Gather all lines from the material that contain the word "Alpha".

### Material provided
---+---
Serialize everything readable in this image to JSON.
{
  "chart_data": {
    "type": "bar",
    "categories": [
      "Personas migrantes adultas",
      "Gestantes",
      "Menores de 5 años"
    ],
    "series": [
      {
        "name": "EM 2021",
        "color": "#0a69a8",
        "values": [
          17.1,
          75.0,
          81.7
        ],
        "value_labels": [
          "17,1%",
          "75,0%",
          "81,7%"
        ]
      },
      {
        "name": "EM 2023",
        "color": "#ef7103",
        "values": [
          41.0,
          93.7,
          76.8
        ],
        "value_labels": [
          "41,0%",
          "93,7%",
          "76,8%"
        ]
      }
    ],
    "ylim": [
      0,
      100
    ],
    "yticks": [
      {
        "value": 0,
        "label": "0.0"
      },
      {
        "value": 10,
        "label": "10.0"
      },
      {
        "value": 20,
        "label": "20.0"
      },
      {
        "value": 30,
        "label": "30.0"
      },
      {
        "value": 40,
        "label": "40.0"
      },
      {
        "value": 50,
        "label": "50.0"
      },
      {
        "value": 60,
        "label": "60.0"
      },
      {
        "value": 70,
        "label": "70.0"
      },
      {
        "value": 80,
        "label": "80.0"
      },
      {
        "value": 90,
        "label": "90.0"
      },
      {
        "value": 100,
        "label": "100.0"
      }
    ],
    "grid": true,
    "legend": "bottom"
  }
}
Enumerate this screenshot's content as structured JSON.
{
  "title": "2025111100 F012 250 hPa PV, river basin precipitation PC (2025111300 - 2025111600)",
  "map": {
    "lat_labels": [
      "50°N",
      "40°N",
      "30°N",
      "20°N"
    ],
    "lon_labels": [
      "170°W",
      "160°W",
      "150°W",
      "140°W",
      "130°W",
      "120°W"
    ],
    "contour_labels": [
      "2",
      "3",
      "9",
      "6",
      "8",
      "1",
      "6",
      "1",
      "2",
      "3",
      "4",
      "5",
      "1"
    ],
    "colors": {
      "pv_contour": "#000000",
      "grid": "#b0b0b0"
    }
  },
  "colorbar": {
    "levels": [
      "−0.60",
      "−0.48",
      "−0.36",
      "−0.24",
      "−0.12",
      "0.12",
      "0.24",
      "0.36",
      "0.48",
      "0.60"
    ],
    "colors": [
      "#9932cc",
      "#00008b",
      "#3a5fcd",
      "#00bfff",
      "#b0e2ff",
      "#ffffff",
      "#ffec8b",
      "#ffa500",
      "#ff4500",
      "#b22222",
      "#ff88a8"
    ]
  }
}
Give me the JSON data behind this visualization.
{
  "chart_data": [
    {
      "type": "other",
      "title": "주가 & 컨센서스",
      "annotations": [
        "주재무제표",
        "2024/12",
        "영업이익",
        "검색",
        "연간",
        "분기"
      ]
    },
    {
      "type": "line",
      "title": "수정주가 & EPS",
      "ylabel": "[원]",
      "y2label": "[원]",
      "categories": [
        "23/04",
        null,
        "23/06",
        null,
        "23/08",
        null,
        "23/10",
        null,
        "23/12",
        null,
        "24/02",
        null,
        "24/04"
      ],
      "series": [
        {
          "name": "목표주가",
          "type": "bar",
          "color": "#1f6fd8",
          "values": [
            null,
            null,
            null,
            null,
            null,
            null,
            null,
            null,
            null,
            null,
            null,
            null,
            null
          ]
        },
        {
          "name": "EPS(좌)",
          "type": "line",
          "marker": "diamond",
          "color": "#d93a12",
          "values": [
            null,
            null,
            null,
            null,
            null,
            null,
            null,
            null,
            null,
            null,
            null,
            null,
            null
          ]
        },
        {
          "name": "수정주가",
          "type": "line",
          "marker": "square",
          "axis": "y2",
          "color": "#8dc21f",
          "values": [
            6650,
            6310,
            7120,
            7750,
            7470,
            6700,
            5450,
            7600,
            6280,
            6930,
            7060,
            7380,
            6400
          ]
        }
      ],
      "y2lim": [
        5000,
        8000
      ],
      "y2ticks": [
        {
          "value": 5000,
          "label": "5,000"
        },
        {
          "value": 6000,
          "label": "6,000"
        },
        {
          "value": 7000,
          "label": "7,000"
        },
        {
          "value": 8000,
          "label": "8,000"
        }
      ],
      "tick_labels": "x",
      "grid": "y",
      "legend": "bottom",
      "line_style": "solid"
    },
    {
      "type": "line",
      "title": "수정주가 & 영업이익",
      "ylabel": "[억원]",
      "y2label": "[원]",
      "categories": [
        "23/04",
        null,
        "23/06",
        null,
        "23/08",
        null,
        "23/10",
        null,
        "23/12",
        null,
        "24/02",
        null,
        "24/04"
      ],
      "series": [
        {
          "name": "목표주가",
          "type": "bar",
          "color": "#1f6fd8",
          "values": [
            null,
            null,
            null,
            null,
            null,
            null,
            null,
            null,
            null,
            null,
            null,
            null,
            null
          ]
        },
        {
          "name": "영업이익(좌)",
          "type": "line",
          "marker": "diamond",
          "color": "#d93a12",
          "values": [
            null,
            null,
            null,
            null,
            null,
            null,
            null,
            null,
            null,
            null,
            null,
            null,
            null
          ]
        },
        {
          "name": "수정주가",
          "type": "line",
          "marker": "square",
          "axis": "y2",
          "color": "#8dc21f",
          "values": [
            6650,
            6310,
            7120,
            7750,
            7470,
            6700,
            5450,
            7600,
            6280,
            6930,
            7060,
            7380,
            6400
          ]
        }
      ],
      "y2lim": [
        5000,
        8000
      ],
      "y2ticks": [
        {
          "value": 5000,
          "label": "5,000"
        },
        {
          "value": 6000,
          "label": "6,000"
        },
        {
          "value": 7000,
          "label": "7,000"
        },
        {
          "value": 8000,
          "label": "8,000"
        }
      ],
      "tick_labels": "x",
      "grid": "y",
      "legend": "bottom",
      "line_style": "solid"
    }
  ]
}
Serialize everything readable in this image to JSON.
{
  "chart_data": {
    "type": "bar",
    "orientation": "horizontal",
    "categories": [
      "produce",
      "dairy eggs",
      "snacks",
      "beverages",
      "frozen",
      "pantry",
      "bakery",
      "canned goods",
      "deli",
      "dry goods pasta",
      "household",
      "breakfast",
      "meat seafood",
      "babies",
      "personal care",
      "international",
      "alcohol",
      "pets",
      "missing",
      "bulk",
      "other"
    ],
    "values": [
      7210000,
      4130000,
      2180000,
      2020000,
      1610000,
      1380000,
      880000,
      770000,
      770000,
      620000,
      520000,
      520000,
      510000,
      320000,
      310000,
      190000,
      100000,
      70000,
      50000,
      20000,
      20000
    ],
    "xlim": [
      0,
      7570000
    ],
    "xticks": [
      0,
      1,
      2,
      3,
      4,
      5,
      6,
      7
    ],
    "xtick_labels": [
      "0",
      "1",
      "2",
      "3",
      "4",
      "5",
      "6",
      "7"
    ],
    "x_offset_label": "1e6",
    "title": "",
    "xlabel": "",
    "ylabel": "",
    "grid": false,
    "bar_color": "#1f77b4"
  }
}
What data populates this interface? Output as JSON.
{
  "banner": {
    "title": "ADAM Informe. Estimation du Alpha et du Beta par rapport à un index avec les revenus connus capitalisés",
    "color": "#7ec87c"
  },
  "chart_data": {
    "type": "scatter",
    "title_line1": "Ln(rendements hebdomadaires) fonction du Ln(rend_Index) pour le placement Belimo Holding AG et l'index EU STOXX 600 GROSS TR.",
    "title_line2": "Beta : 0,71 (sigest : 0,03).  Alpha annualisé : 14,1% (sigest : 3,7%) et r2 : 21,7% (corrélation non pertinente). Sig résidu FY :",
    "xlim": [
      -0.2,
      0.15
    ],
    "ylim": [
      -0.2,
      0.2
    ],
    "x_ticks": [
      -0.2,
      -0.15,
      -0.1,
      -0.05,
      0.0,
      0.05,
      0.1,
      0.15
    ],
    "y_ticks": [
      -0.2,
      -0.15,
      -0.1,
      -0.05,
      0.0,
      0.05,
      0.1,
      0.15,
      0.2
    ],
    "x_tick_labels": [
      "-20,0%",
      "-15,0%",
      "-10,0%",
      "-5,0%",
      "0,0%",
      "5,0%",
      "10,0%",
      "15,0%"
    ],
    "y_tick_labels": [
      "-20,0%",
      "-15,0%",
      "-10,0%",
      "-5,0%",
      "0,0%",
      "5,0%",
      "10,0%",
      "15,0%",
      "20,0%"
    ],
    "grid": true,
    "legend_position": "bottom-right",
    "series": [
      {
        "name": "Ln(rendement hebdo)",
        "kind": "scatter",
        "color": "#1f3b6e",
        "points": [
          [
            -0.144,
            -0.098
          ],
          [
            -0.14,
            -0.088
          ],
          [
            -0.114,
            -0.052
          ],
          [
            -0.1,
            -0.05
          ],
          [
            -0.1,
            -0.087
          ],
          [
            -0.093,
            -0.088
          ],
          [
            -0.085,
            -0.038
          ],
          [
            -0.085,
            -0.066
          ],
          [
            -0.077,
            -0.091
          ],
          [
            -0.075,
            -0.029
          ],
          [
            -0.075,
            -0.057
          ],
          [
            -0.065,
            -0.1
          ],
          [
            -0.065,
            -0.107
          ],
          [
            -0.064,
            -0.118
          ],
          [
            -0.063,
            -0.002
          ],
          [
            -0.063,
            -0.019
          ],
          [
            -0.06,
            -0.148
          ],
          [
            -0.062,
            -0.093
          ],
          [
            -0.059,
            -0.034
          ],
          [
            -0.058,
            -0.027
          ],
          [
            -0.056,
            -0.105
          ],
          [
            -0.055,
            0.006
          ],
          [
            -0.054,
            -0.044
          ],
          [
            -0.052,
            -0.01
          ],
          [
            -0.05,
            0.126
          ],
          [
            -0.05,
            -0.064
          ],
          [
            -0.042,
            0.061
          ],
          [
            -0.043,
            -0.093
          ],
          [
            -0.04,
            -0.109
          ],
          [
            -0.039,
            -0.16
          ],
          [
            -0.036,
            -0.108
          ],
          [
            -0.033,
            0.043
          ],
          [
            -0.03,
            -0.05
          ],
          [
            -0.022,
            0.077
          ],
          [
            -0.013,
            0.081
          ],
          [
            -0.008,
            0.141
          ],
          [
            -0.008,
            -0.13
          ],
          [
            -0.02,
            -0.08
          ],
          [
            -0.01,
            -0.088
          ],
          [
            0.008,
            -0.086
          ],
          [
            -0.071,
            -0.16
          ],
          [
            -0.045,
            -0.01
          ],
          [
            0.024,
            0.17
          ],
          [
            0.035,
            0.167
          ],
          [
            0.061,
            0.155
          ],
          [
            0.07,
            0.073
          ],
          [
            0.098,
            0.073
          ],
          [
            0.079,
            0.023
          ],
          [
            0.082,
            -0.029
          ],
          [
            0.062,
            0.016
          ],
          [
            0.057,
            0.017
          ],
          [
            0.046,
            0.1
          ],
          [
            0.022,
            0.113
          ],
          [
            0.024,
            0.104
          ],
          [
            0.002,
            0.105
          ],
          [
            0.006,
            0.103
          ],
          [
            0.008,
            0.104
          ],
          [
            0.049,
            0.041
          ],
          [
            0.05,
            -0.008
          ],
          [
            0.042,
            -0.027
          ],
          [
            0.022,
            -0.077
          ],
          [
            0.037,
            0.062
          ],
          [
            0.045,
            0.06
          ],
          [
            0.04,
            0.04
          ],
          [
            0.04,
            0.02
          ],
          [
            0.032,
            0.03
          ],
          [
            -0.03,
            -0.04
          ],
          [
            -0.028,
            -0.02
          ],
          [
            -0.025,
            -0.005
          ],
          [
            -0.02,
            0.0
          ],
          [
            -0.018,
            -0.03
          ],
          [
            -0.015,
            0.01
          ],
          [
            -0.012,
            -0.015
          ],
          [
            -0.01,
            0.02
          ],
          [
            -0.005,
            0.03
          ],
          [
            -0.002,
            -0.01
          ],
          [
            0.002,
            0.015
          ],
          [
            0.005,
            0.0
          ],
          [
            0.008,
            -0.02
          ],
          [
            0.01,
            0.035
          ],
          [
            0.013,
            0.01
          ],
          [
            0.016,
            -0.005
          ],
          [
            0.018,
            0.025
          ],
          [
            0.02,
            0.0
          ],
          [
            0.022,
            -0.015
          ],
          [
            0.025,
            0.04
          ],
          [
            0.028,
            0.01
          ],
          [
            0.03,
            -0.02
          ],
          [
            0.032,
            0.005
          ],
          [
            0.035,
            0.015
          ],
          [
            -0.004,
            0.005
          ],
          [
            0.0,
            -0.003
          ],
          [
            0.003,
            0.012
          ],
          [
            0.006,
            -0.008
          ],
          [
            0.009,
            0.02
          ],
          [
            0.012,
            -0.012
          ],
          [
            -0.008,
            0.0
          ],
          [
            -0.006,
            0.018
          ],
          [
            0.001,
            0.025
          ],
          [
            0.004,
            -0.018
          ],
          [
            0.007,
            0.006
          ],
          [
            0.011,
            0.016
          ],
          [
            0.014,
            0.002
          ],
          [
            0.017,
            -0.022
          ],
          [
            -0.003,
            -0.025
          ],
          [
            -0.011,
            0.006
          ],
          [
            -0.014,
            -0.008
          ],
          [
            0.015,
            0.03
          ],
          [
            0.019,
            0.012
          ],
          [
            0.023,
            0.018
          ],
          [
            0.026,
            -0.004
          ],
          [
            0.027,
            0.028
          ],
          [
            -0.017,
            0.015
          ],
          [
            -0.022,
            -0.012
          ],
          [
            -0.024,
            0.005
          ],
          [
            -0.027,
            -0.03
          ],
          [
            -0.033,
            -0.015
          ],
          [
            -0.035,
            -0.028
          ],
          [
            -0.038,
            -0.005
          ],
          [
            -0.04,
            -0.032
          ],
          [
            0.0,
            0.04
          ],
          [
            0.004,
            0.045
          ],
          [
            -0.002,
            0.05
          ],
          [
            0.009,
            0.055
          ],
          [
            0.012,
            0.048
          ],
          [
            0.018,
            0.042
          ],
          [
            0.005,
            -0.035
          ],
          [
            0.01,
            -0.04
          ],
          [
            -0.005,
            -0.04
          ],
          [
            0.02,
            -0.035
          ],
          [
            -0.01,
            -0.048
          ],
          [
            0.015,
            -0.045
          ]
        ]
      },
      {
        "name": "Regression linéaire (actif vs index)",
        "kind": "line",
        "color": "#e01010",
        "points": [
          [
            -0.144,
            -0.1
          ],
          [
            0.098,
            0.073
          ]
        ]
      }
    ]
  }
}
---+---
### Solution for this task
    "title": "ADAM Informe. Estimation du Alpha et du Beta par rapport à un index avec les revenus connus capitalisés",
    "title_line2": "Beta : 0,71 (sigest : 0,03).  Alpha annualisé : 14,1% (sigest : 3,7%) et r2 : 21,7% (corrélation non pertinente). Sig résidu FY :",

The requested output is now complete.